## WHAT IS BEING ASKED
Transcribe every line exactly and omit anything that is a picture.

Stored items
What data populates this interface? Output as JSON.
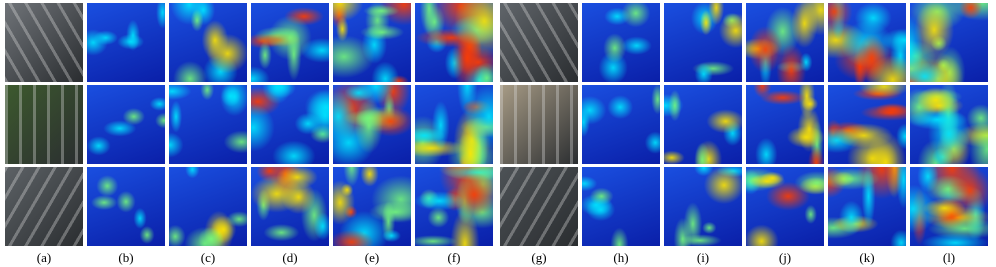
{
  "figure": {
    "labels": [
      "(a)",
      "(b)",
      "(c)",
      "(d)",
      "(e)",
      "(f)",
      "(g)",
      "(h)",
      "(i)",
      "(j)",
      "(k)",
      "(l)"
    ]
  }
}
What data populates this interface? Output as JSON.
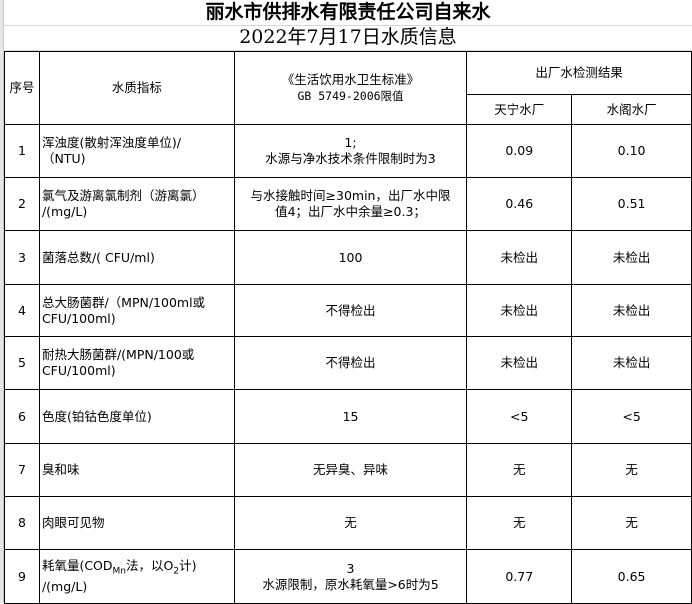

## ANSWER FOR THIS EXERCISE
What data populates this interface? Output as JSON.
{
  "figure": {
    "labels": [
      "(a)",
      "(b)",
      "(c)",
      "(d)",
      "(e)",
      "(f)",
      "(g)",
      "(h)",
      "(i)",
      "(j)",
      "(k)",
      "(l)"
    ]
  }
}
What data populates this interface? Output as JSON.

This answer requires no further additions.